Sift the listing for lines that hold the string "ortishi" and pull them out.
━━━━━ DATA PROVIDED ━━━━━
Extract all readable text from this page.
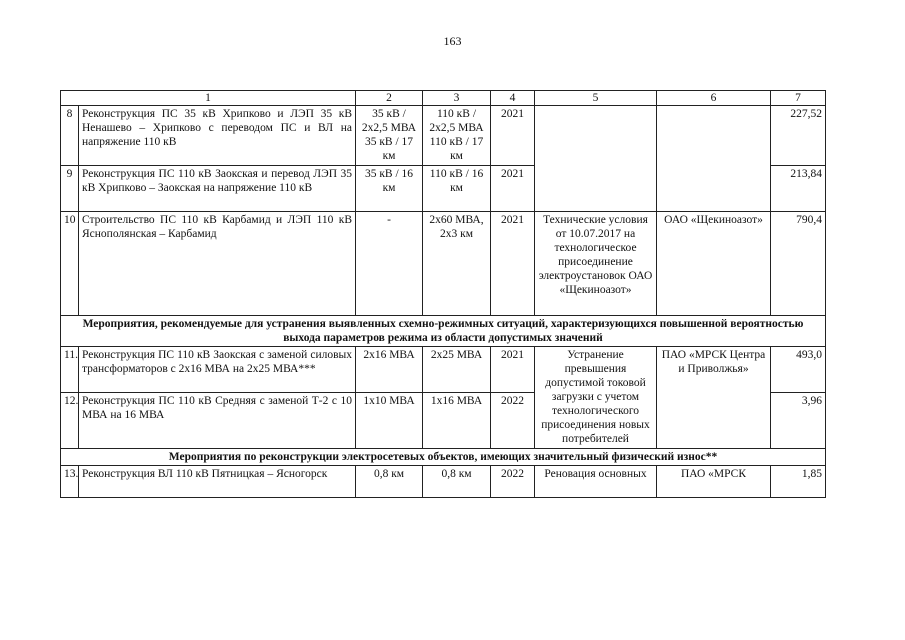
163
1		2	3	4	5	6	7
8	Реконструкция ПС 35 кВ Хрипково и ЛЭП 35 кВ Ненашево – Хрипково с переводом ПС и ВЛ на напряжение 110 кВ	35 кВ / 2х2,5 МВА 35 кВ / 17 км	110 кВ / 2х2,5 МВА 110 кВ / 17 км	2021			227,52
9	Реконструкция ПС 110 кВ Заокская и перевод ЛЭП 35 кВ Хрипково – Заокская на напряжение 110 кВ	35 кВ / 16 км	110 кВ / 16 км	2021			213,84
10	Строительство ПС 110 кВ Карбамид и ЛЭП 110 кВ Яснополянская – Карбамид	-	2х60 МВА, 2х3 км	2021	Технические условия от 10.07.2017 на технологическое присоединение электроустановок ОАО «Щекиноазот»	ОАО «Щекиноазот»	790,4
Мероприятия, рекомендуемые для устранения выявленных схемно-режимных ситуаций, характеризующихся повышенной вероятностью выхода параметров режима из области допустимых значений							
11.	Реконструкция ПС 110 кВ Заокская с заменой силовых трансформаторов с 2х16 МВА на 2х25 МВА***	2х16 МВА	2х25 МВА	2021	Устранение превышения допустимой токовой загрузки с учетом технологического присоединения новых потребителей	ПАО «МРСК Центра и Приволжья»	493,0
12.	Реконструкция ПС 110 кВ Средняя с заменой Т-2 с 10 МВА на 16 МВА	1х10 МВА	1х16 МВА	2022			3,96
Мероприятия по реконструкции электросетевых объектов, имеющих значительный физический износ**							
13.	Реконструкция ВЛ 110 кВ Пятницкая – Ясногорск	0,8 км	0,8 км	2022	Реновация основных	ПАО «МРСК	1,85
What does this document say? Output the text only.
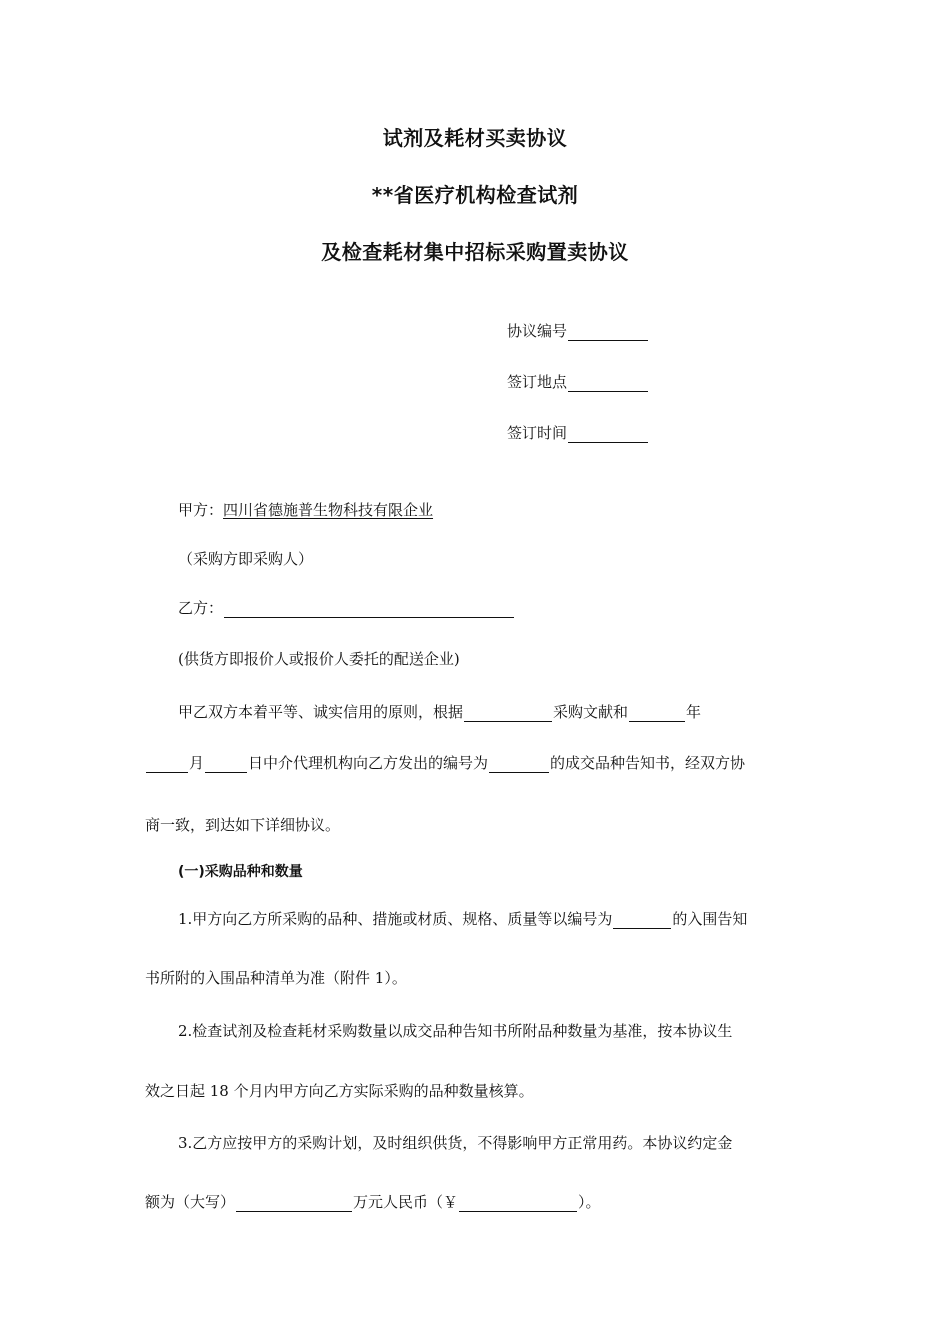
试剂及耗材买卖协议
**省医疗机构检查试剂
及检查耗材集中招标采购置卖协议
协议编号
签订地点
签订时间
甲方：四川省德施普生物科技有限企业
（采购方即采购人）
乙方：
(供货方即报价人或报价人委托的配送企业)
甲乙双方本着平等、诚实信用的原则，根据	采购文献和	年
月	日中介代理机构向乙方发出的编号为	的成交品种告知书，经双方协
商一致，到达如下详细协议。
(一)采购品种和数量
1.甲方向乙方所采购的品种、措施或材质、规格、质量等以编号为	的入围告知
书所附的入围品种清单为准（附件 1）。
2.检查试剂及检查耗材采购数量以成交品种告知书所附品种数量为基准，按本协议生
效之日起 18 个月内甲方向乙方实际采购的品种数量核算。
3.乙方应按甲方的采购计划，及时组织供货，不得影响甲方正常用药。本协议约定金
额为（大写）	万元人民币（￥	）。
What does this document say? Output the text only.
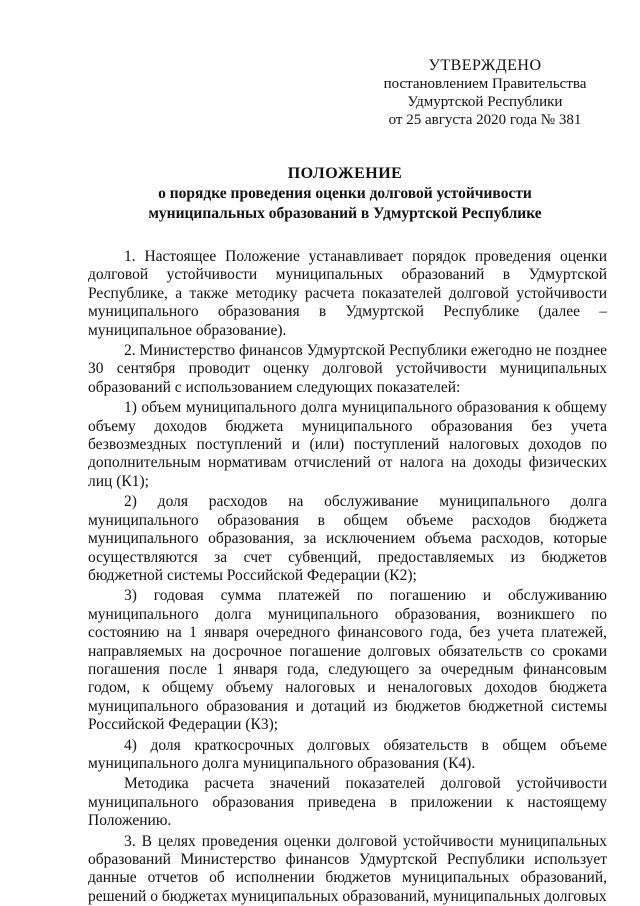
УТВЕРЖДЕНО
постановлением Правительства
Удмуртской Республики
от 25 августа 2020 года № 381
ПОЛОЖЕНИЕ
о порядке проведения оценки долговой устойчивости
муниципальных образований в Удмуртской Республике

1. Настоящее Положение устанавливает порядок проведения оценки долговой устойчивости муниципальных образований в Удмуртской Республике, а также методику расчета показателей долговой устойчивости муниципального образования в Удмуртской Республике (далее – муниципальное образование).

2. Министерство финансов Удмуртской Республики ежегодно не позднее 30 сентября проводит оценку долговой устойчивости муниципальных образований с использованием следующих показателей:

1) объем муниципального долга муниципального образования к общему объему доходов бюджета муниципального образования без учета безвозмездных поступлений и (или) поступлений налоговых доходов по дополнительным нормативам отчислений от налога на доходы физических лиц (К1);

2) доля расходов на обслуживание муниципального долга муниципального образования в общем объеме расходов бюджета муниципального образования, за исключением объема расходов, которые осуществляются за счет субвенций, предоставляемых из бюджетов бюджетной системы Российской Федерации (К2);

3) годовая сумма платежей по погашению и обслуживанию муниципального долга муниципального образования, возникшего по состоянию на 1 января очередного финансового года, без учета платежей, направляемых на досрочное погашение долговых обязательств со сроками погашения после 1 января года, следующего за очередным финансовым годом, к общему объему налоговых и неналоговых доходов бюджета муниципального образования и дотаций из бюджетов бюджетной системы Российской Федерации (К3);

4) доля краткосрочных долговых обязательств в общем объеме муниципального долга муниципального образования (К4).

Методика расчета значений показателей долговой устойчивости муниципального образования приведена в приложении к настоящему Положению.

3. В целях проведения оценки долговой устойчивости муниципальных образований Министерство финансов Удмуртской Республики использует данные отчетов об исполнении бюджетов муниципальных образований, решений о бюджетах муниципальных образований, муниципальных долговых
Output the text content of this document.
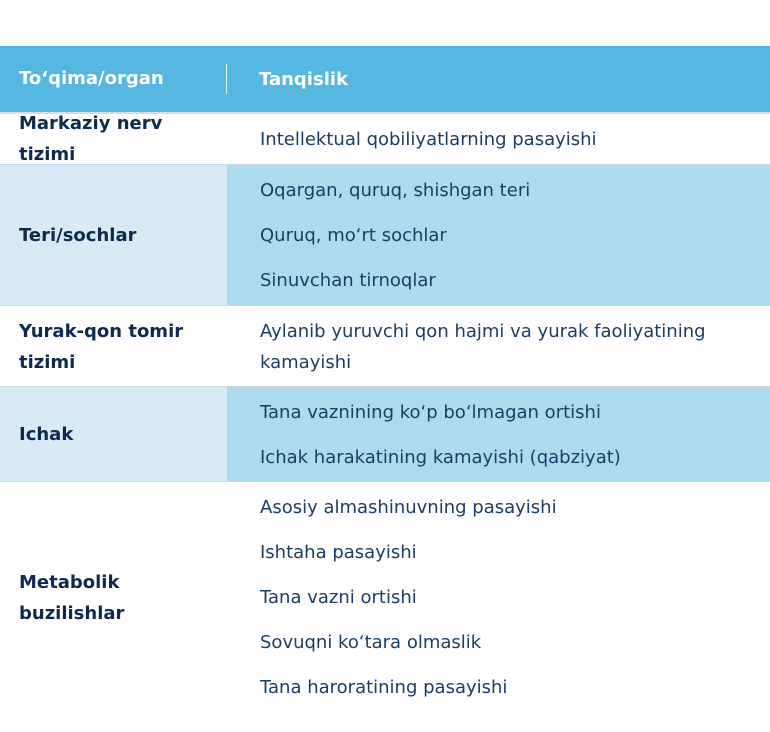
To‘qima/organ	Tanqislik
Markaziy nerv tizimi
Intellektual qobiliyatlarning pasayishi
Teri/sochlar
Oqargan, quruq, shishgan teri
Quruq, mo‘rt sochlar
Sinuvchan tirnoqlar
Yurak-qon tomir tizimi
Aylanib yuruvchi qon hajmi va yurak faoliyatining kamayishi
Ichak
Tana vaznining ko‘p bo‘lmagan ortishi
Ichak harakatining kamayishi (qabziyat)
Metabolik buzilishlar
Asosiy almashinuvning pasayishi
Ishtaha pasayishi
Tana vazni ortishi
Sovuqni ko‘tara olmaslik
Tana haroratining pasayishi
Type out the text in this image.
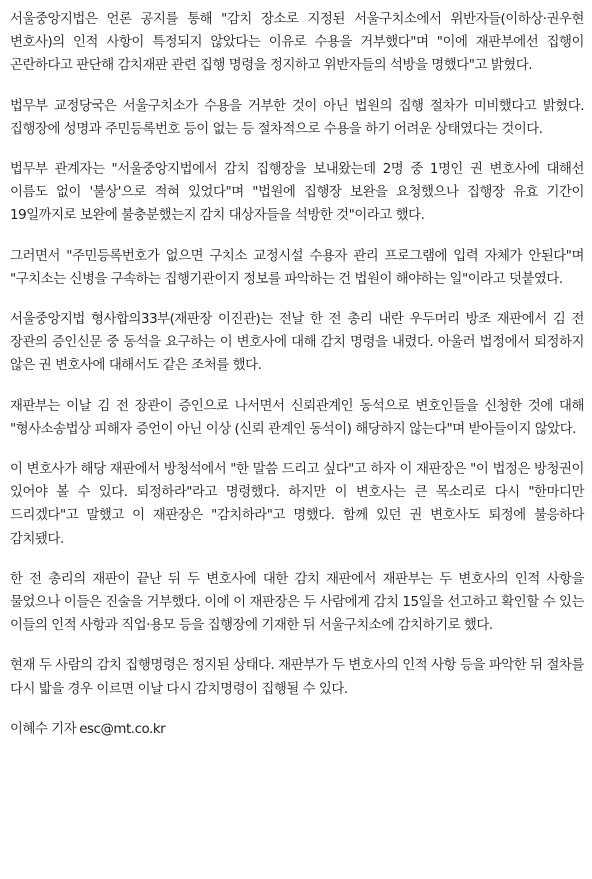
서울중앙지법은 언론 공지를 통해 "감치 장소로 지정된 서울구치소에서 위반자들(이하상·권우현 변호사)의 인적 사항이 특정되지 않았다는 이유로 수용을 거부했다"며 "이에 재판부에선 집행이 곤란하다고 판단해 감치재판 관련 집행 명령을 정지하고 위반자들의 석방을 명했다"고 밝혔다.

법무부 교정당국은 서울구치소가 수용을 거부한 것이 아닌 법원의 집행 절차가 미비했다고 밝혔다. 집행장에 성명과 주민등록번호 등이 없는 등 절차적으로 수용을 하기 어려운 상태였다는 것이다.

법무부 관계자는 "서울중앙지법에서 감치 집행장을 보내왔는데 2명 중 1명인 권 변호사에 대해선 이름도 없이 '불상'으로 적혀 있었다"며 "법원에 집행장 보완을 요청했으나 집행장 유효 기간이 19일까지로 보완에 불충분했는지 감치 대상자들을 석방한 것"이라고 했다.

그러면서 "주민등록번호가 없으면 구치소 교정시설 수용자 관리 프로그램에 입력 자체가 안된다"며 "구치소는 신병을 구속하는 집행기관이지 정보를 파악하는 건 법원이 해야하는 일"이라고 덧붙였다.

서울중앙지법 형사합의33부(재판장 이진관)는 전날 한 전 총리 내란 우두머리 방조 재판에서 김 전 장관의 증인신문 중 동석을 요구하는 이 변호사에 대해 감치 명령을 내렸다. 아울러 법정에서 퇴정하지 않은 권 변호사에 대해서도 같은 조처를 했다.

재판부는 이날 김 전 장관이 증인으로 나서면서 신뢰관계인 동석으로 변호인들을 신청한 것에 대해 "형사소송법상 피해자 증언이 아닌 이상 (신뢰 관계인 동석이) 해당하지 않는다"며 받아들이지 않았다.

이 변호사가 해당 재판에서 방청석에서 "한 말씀 드리고 싶다"고 하자 이 재판장은 "이 법정은 방청권이 있어야 볼 수 있다. 퇴정하라"라고 명령했다. 하지만 이 변호사는 큰 목소리로 다시 "한마디만 드리겠다"고 말했고 이 재판장은 "감치하라"고 명했다. 함께 있던 권 변호사도 퇴정에 불응하다 감치됐다.

한 전 총리의 재판이 끝난 뒤 두 변호사에 대한 감치 재판에서 재판부는 두 변호사의 인적 사항을 물었으나 이들은 진술을 거부했다. 이에 이 재판장은 두 사람에게 감치 15일을 선고하고 확인할 수 있는 이들의 인적 사항과 직업·용모 등을 집행장에 기재한 뒤 서울구치소에 감치하기로 했다.

현재 두 사람의 감치 집행명령은 정지된 상태다. 재판부가 두 변호사의 인적 사항 등을 파악한 뒤 절차를 다시 밟을 경우 이르면 이날 다시 감치명령이 집행될 수 있다.

이혜수 기자 esc@mt.co.kr
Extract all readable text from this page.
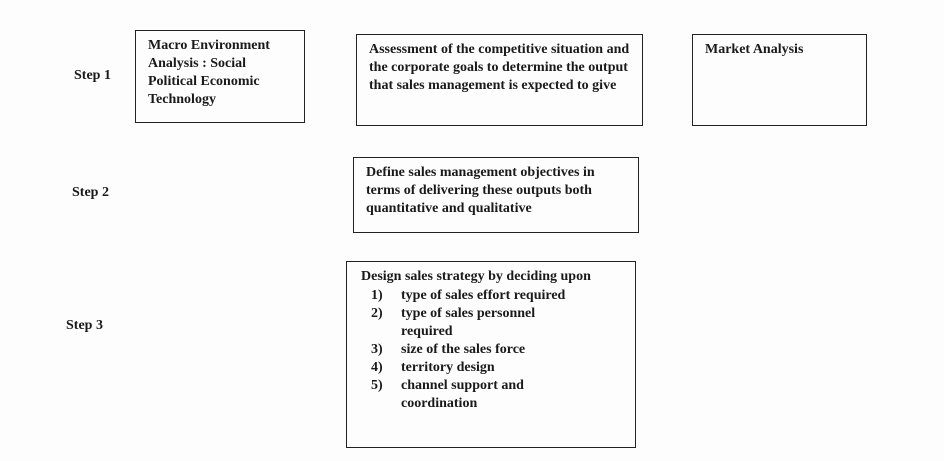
Step 1
Step 2
Step 3

Macro Environment Analysis : Social Political Economic Technology

Assessment of the competitive situation and the corporate goals to determine the output that sales management is expected to give

Market Analysis

Define sales management objectives in terms of delivering these outputs both quantitative and qualitative

Design sales strategy by deciding upon

1)	type of sales effort required
2)	type of sales personnel required
3)	size of the sales force
4)	territory design
5)	channel support and coordination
━━━━━
_RESULT:_
Tana vaznining ko‘p bo‘lmagan ortishi
Tana vazni ortishi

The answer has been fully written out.